▶ **Extracted information**:
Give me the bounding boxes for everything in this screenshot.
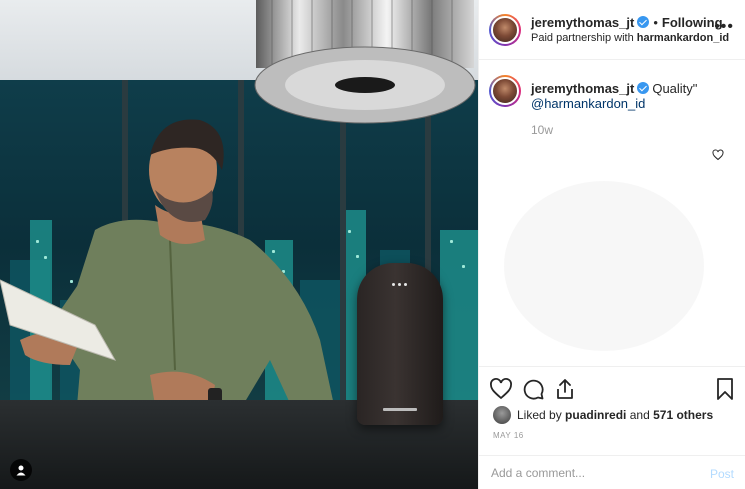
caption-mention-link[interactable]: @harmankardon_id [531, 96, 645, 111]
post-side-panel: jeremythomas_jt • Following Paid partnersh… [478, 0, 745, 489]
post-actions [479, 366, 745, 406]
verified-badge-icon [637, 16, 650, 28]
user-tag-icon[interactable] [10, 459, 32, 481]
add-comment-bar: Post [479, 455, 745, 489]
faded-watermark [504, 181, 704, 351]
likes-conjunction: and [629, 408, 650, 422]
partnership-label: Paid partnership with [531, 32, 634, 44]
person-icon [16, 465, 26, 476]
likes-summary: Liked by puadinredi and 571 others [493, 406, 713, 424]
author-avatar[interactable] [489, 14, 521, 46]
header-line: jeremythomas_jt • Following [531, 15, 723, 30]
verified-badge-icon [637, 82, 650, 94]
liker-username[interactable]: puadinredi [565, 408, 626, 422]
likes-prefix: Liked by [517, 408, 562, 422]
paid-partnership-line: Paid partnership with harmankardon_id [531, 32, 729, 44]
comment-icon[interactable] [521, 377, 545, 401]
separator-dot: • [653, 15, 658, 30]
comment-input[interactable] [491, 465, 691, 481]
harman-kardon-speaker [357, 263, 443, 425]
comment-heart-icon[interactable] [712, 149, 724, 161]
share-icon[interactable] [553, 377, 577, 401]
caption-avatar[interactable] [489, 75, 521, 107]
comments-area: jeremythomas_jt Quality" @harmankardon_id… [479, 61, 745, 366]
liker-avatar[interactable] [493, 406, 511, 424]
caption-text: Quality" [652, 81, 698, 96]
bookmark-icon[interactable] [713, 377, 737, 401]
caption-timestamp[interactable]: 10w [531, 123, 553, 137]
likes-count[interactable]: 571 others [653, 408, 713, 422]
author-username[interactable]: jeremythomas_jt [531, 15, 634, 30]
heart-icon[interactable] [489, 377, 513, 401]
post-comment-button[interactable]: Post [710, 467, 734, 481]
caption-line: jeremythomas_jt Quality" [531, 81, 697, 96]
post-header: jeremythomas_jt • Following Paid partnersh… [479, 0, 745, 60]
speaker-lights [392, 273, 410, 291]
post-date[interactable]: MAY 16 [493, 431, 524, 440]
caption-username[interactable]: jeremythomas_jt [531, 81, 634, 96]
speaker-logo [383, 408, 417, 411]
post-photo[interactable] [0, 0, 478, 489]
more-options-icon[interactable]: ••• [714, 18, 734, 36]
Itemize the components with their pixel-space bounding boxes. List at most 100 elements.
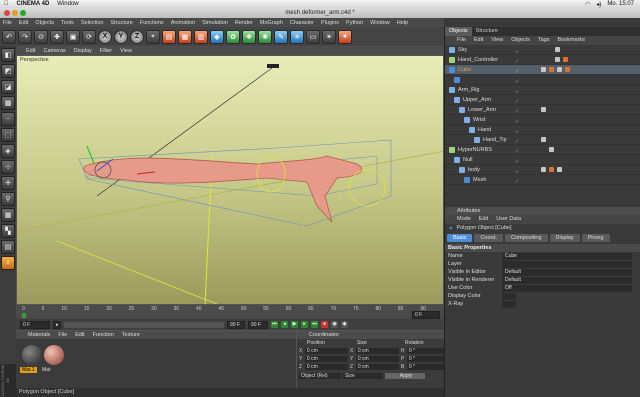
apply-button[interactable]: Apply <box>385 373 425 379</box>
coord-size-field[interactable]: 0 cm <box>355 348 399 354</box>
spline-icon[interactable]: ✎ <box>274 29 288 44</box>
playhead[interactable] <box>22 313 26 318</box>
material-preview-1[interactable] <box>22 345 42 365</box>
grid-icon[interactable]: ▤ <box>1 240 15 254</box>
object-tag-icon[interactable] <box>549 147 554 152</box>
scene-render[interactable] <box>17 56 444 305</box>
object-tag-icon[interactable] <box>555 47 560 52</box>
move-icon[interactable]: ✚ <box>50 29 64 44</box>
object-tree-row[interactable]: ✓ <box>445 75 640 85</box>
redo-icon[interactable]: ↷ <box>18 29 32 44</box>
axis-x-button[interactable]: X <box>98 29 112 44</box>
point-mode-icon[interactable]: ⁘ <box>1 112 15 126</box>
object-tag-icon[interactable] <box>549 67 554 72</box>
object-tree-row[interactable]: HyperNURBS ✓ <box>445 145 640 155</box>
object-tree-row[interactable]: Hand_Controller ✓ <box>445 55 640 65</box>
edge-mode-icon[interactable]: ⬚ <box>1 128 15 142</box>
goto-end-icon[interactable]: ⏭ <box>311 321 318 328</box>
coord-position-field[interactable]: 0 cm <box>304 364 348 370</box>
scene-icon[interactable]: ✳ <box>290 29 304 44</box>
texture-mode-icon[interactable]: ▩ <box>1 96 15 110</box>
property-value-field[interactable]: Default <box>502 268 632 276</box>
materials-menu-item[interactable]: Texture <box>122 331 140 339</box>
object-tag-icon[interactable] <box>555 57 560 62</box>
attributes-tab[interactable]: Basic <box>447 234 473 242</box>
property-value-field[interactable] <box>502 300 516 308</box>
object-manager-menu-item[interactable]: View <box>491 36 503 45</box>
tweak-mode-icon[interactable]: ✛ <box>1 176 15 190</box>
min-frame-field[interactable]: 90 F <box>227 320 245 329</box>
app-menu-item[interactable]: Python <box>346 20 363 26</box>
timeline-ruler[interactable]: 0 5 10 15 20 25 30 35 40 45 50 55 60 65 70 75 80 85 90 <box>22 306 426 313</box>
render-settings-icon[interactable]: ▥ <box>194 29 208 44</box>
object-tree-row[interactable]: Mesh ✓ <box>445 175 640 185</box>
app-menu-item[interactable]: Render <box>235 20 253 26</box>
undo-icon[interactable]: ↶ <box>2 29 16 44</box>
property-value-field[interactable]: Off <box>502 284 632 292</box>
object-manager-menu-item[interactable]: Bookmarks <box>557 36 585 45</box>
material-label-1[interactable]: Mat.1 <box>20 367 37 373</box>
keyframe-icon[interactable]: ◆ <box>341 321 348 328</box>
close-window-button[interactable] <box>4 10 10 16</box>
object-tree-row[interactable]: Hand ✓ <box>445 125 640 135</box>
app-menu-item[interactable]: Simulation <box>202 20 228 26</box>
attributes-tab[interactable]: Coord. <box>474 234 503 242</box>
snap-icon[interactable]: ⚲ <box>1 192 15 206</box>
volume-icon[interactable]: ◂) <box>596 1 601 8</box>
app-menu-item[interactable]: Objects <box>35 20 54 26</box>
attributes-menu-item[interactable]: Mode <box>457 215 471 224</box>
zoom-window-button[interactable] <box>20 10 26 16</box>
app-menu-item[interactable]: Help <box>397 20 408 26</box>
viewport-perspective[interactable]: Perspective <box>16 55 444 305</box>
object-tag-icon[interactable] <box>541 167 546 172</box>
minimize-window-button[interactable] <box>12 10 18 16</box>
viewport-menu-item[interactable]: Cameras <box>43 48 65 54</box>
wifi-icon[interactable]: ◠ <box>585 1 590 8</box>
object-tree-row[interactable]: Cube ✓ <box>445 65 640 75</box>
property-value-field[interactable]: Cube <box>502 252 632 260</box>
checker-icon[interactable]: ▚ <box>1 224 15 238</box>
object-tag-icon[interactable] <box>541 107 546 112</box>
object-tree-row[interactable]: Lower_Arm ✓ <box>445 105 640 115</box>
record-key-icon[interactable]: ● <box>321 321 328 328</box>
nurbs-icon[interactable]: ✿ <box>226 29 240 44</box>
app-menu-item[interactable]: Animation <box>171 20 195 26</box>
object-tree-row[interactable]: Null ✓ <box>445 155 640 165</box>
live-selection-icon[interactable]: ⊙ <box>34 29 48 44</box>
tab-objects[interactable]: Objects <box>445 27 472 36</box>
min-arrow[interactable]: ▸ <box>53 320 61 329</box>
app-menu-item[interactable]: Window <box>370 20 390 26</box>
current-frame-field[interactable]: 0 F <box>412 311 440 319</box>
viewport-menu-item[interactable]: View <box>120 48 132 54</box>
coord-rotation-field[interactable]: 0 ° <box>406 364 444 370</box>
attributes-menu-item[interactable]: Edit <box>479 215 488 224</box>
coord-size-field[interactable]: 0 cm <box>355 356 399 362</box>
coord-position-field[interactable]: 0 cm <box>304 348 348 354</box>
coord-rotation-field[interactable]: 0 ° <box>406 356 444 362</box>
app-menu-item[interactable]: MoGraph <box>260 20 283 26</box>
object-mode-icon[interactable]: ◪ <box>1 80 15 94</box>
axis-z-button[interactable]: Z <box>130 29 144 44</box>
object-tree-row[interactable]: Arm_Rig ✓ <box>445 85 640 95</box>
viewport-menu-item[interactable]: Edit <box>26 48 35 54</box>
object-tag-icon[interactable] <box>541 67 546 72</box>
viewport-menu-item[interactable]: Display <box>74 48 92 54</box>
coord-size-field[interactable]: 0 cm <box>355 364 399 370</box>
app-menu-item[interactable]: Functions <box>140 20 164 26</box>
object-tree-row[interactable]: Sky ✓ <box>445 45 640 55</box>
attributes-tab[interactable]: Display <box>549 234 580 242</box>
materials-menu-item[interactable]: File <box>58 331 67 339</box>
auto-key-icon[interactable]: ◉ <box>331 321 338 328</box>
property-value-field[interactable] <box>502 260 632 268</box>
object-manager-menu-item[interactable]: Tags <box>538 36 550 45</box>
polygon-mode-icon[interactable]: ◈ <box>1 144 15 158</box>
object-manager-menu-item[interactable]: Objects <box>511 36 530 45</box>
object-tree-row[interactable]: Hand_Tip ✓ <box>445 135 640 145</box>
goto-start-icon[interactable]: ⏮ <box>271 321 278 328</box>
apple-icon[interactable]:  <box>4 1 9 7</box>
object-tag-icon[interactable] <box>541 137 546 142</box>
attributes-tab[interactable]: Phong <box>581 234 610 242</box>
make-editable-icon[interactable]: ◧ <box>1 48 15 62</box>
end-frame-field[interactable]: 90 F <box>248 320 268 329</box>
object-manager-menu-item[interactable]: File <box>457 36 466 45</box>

---

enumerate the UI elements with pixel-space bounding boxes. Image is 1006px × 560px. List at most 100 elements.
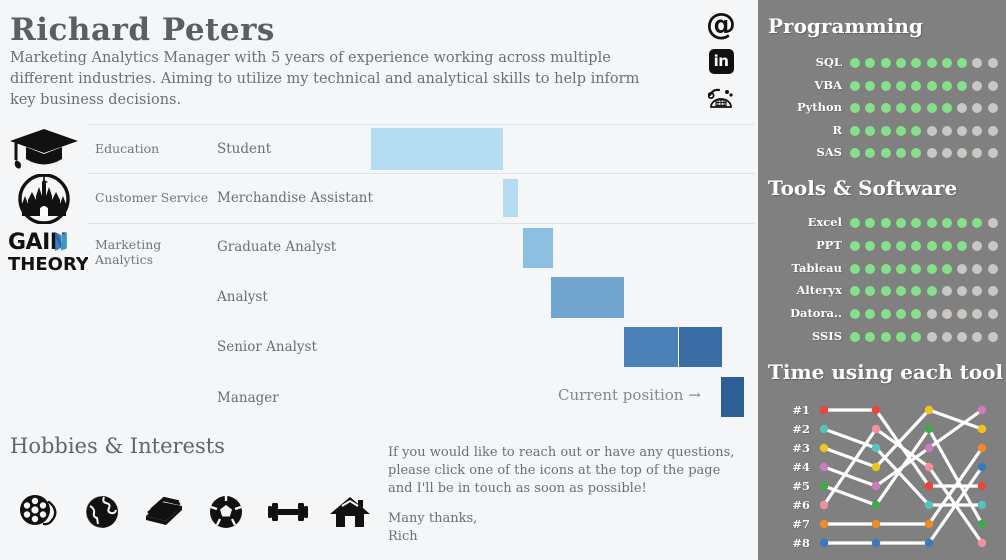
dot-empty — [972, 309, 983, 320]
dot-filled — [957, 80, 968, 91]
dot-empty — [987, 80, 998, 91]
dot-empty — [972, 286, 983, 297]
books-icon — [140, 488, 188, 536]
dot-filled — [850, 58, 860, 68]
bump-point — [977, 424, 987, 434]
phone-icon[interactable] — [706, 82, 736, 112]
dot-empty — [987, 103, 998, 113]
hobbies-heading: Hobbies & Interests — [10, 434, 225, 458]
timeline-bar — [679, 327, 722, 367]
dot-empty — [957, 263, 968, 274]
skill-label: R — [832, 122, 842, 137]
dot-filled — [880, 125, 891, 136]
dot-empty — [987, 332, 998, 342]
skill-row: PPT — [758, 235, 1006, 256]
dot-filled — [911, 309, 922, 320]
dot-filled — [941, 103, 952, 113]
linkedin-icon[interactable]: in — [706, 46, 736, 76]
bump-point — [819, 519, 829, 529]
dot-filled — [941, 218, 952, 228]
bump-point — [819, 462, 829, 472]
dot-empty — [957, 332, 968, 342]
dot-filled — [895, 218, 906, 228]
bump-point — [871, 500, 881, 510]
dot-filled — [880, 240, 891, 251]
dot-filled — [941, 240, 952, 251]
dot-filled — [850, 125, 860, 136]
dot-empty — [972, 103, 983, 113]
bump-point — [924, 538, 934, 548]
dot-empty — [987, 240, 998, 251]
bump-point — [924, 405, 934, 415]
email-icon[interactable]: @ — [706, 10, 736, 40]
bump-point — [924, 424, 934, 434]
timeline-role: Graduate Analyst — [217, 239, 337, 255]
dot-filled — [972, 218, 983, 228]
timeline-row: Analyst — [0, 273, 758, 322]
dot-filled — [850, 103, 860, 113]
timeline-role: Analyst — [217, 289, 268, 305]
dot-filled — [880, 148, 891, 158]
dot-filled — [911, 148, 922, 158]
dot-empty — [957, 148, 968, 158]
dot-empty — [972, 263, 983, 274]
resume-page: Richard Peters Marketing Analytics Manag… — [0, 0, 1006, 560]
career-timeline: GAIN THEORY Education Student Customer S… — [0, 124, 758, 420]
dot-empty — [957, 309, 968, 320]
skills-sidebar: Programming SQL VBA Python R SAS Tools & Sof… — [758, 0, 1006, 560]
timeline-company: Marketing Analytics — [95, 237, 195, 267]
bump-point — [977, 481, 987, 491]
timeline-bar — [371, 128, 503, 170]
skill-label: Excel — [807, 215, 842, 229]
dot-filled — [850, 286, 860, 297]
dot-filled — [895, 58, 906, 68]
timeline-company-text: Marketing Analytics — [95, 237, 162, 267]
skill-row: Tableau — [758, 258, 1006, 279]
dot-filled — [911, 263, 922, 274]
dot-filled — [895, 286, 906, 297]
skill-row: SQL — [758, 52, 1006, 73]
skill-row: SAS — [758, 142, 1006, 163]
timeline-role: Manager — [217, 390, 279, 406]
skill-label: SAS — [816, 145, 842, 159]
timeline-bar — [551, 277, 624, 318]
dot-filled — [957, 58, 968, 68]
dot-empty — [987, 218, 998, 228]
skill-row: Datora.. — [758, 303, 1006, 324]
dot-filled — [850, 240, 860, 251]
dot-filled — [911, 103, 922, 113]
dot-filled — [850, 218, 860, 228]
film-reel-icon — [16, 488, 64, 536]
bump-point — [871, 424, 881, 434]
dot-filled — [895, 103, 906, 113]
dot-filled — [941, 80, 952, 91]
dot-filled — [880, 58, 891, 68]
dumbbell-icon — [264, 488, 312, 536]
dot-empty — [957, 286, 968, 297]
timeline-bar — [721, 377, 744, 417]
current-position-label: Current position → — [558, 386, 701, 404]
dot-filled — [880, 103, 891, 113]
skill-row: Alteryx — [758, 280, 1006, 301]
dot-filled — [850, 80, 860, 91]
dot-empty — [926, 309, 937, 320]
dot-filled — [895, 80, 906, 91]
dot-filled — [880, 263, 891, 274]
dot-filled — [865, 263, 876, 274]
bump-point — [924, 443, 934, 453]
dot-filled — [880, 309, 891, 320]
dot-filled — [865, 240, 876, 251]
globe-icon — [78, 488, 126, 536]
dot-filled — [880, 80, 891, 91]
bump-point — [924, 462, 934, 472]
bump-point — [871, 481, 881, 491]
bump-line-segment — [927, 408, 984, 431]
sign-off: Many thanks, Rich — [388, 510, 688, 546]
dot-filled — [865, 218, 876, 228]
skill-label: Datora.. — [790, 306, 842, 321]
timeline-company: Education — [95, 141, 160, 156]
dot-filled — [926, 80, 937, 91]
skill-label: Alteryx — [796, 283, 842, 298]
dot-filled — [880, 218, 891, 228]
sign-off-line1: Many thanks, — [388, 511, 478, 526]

▶ **Exercise goal**:
Render the stretch from the line containing "apply-button[interactable]: Apply <box>385" through the line containing "axis-x-button[interactable]: X <box>98" as a Markdown table with the columns Row and Line. Number each row and omit any blank lines.

▶ **Worked answer**:
| Row | Line |
|---|---|
| 1 | apply-button[interactable]: Apply <box>385 373 425 379</box> |
| 2 | coord-size-field[interactable]: 0 cm <box>355 348 399 354</box> |
| 3 | spline-icon[interactable]: ✎ <box>274 29 288 44</box> |
| 4 | playhead[interactable] <box>22 313 26 318</box> |
| 5 | material-preview-1[interactable] <box>22 345 42 365</box> |
| 6 | grid-icon[interactable]: ▤ <box>1 240 15 254</box> |
| 7 | object-tag-icon[interactable] <box>549 147 554 152</box> |
| 8 | scene-render[interactable] <box>17 56 444 305</box> |
| 9 | object-tag-icon[interactable] <box>555 47 560 52</box> |
| 10 | move-icon[interactable]: ✚ <box>50 29 64 44</box> |
| 11 | object-tree-row[interactable]: ✓ <box>445 75 640 85</box> |
| 12 | redo-icon[interactable]: ↷ <box>18 29 32 44</box> |
| 13 | axis-x-button[interactable]: X <box>98 29 112 44</box> |